- _STATED EXERCISE_
Please output only the lines that run from the line containing "OCR this image." through the end of the material below, exactly.

Extracted records:
[Start]
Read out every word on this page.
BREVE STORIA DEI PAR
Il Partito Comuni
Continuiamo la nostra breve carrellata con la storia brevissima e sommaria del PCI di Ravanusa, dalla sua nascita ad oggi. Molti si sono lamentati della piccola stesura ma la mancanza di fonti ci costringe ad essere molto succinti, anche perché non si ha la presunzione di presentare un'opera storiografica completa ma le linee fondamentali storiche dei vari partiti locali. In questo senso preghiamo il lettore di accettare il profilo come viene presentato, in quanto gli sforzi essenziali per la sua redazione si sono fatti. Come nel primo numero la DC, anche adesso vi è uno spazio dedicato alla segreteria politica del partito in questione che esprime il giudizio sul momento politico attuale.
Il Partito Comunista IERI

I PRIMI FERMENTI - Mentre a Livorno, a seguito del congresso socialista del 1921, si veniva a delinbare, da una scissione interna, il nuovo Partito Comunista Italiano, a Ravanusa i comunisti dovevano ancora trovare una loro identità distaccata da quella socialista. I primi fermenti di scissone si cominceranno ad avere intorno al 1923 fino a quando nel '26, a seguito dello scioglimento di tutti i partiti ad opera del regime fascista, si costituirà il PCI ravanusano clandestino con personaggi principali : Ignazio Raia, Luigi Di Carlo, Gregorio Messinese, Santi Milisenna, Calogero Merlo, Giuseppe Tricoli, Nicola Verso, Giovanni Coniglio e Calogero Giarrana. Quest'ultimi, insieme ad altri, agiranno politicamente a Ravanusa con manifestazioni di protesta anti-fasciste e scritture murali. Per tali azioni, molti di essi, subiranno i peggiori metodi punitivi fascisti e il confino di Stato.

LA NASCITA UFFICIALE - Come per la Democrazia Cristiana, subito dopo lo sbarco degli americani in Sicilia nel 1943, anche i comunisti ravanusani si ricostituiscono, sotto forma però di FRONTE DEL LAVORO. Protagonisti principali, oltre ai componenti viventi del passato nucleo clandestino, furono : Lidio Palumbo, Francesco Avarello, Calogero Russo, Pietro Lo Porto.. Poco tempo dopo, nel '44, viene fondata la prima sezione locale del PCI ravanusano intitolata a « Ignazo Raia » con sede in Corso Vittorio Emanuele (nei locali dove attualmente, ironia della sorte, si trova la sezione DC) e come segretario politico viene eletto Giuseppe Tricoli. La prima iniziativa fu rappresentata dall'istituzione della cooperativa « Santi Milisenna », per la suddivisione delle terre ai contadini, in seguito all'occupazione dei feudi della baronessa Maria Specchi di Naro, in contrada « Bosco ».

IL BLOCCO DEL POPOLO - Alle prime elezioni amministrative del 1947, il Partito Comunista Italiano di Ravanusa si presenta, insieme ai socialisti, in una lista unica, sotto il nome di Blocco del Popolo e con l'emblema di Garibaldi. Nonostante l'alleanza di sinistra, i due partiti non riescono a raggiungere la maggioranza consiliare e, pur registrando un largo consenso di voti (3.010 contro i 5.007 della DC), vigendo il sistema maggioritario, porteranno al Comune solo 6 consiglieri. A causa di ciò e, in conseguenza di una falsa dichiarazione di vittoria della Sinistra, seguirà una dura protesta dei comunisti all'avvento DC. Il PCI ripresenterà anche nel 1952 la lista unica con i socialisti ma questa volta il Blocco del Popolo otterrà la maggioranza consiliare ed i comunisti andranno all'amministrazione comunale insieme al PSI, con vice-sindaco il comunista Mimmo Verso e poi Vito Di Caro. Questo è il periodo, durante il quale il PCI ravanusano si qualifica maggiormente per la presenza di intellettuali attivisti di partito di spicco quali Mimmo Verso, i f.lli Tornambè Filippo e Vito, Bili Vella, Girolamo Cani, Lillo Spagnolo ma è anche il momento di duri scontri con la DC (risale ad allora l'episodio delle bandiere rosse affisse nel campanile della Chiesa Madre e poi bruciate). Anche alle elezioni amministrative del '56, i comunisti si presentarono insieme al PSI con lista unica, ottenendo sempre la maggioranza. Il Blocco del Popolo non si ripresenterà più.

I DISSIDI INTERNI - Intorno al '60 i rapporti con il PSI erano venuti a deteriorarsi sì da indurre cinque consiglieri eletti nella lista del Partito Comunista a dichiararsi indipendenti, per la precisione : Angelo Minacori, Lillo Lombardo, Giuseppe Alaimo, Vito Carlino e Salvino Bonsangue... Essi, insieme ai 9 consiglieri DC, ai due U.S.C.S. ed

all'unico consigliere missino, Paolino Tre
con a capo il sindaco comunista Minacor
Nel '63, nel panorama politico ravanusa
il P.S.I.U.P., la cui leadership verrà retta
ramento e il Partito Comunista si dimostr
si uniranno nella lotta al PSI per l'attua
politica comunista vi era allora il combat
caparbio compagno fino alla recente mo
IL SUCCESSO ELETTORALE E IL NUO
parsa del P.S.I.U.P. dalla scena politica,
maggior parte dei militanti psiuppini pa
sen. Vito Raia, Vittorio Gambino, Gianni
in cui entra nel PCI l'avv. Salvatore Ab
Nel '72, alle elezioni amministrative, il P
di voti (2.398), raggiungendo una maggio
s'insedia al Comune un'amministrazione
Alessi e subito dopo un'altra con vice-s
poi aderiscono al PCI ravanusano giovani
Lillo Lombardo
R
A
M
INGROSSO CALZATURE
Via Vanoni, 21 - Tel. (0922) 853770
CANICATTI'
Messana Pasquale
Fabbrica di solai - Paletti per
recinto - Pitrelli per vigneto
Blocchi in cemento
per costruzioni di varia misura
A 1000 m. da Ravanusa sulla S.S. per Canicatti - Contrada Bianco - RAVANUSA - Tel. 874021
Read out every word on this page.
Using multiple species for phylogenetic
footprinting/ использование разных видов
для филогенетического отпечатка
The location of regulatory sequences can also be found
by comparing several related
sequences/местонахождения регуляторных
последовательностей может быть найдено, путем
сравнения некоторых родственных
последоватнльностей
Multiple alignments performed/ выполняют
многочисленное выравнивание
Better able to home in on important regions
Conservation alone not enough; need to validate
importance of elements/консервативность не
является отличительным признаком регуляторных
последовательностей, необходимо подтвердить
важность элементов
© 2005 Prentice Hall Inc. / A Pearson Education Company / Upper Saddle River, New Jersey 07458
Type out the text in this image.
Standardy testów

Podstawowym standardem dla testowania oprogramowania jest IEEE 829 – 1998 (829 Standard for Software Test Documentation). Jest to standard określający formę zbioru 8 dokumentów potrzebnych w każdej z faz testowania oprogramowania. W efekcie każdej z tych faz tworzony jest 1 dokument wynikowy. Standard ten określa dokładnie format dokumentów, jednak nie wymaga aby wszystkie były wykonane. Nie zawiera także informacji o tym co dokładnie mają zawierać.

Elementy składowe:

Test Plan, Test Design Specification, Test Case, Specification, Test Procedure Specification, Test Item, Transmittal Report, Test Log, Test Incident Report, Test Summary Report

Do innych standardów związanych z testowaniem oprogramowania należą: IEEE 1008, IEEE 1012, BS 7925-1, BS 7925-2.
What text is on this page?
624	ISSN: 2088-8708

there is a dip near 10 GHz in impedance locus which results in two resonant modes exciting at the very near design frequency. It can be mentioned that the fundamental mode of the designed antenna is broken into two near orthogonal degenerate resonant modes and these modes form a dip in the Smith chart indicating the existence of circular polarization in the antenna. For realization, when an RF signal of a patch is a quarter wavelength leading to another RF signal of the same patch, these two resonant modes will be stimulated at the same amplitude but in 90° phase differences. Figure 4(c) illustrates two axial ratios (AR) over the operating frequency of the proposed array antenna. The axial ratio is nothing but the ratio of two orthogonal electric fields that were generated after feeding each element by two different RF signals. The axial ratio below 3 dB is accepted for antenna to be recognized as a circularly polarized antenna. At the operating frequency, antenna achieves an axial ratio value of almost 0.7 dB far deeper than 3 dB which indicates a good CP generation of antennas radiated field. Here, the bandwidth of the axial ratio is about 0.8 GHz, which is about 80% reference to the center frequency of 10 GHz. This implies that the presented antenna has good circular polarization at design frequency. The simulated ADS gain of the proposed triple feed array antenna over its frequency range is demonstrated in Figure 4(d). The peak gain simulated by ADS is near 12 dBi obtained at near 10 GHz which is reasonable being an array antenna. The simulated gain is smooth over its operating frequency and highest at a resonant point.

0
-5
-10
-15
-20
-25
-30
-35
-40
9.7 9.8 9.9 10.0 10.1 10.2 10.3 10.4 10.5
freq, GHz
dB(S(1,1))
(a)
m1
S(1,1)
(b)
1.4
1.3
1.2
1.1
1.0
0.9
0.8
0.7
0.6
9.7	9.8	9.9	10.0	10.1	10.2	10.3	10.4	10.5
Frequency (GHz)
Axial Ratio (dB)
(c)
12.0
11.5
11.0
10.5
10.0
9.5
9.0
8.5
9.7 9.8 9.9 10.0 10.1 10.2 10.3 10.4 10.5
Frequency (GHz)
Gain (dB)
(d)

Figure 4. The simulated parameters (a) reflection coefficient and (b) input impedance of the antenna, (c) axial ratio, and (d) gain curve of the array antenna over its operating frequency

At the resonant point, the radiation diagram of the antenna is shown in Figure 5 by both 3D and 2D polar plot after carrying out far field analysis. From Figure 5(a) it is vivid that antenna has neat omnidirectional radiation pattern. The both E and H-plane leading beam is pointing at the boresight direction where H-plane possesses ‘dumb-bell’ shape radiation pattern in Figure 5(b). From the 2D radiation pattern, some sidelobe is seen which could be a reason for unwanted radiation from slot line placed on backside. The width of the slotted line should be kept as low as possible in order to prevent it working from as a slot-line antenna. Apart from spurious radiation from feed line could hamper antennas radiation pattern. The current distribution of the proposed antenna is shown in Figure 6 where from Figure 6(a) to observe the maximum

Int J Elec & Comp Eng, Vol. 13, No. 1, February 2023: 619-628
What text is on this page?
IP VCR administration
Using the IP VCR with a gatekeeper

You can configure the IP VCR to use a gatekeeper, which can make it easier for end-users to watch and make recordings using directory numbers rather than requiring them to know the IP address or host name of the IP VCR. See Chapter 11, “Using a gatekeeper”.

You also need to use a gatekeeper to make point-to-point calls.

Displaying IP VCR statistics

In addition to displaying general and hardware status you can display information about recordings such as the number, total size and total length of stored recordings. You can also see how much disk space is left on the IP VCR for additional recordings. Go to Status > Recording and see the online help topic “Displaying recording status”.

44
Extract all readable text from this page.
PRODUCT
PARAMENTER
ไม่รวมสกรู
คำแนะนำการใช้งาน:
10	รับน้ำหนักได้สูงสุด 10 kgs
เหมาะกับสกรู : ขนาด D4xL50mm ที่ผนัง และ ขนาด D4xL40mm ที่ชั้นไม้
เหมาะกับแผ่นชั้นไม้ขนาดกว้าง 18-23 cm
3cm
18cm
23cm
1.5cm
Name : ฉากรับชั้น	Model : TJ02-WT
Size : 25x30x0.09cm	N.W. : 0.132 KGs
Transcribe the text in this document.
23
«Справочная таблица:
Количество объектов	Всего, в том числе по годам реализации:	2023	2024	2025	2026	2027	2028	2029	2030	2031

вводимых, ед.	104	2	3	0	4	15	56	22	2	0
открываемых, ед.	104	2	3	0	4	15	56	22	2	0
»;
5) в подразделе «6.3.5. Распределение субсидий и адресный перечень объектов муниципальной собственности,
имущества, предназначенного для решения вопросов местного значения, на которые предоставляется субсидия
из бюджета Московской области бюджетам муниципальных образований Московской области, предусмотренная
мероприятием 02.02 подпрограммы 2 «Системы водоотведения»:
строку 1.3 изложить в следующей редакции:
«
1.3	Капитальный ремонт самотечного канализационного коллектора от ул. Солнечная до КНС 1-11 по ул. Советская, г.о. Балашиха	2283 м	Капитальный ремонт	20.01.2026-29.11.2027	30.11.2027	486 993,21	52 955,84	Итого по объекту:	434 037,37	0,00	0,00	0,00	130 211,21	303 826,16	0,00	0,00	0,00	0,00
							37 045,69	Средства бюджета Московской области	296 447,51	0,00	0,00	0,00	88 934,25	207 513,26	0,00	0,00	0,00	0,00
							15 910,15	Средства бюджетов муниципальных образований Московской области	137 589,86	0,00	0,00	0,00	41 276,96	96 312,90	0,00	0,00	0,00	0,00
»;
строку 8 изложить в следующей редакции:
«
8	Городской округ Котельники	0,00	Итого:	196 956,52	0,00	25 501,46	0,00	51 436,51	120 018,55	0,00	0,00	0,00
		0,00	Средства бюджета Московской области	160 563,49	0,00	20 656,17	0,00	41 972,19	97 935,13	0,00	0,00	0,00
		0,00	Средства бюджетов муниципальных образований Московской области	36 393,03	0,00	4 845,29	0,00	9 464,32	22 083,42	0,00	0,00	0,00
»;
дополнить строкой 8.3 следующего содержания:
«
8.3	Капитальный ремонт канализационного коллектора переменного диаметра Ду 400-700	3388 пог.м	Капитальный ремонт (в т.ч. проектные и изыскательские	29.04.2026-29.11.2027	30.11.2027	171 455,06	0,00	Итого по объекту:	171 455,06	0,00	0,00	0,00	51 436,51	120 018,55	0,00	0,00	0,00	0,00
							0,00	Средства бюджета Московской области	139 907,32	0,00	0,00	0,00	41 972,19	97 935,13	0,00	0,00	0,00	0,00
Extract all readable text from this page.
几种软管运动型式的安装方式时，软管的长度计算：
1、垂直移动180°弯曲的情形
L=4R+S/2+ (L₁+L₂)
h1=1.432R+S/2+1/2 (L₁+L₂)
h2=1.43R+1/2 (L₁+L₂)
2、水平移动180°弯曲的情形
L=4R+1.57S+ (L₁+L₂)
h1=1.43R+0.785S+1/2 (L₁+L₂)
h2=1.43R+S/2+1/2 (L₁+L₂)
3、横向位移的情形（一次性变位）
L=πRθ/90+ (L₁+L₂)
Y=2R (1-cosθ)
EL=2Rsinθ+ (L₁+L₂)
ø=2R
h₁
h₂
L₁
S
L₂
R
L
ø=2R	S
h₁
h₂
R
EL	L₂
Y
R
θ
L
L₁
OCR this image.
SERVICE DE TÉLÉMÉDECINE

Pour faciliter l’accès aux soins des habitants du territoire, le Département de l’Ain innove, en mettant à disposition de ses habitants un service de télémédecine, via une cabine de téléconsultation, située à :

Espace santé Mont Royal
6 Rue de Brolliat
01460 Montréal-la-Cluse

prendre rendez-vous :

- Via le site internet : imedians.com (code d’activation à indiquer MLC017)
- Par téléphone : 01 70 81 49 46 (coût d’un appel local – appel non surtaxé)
[End]
- _EXERCISE OUTPUT_
OCR this image.
SERVICE DE TÉLÉMÉDECINE

Pour faciliter l’accès aux soins des habitants du territoire, le Département de l’Ain innove, en mettant à disposition de ses habitants un service de télémédecine, via une cabine de téléconsultation, située à :

Espace santé Mont Royal
6 Rue de Brolliat
01460 Montréal-la-Cluse

prendre rendez-vous :

- Via le site internet : imedians.com (code d’activation à indiquer MLC017)
- Par téléphone : 01 70 81 49 46 (coût d’un appel local – appel non surtaxé)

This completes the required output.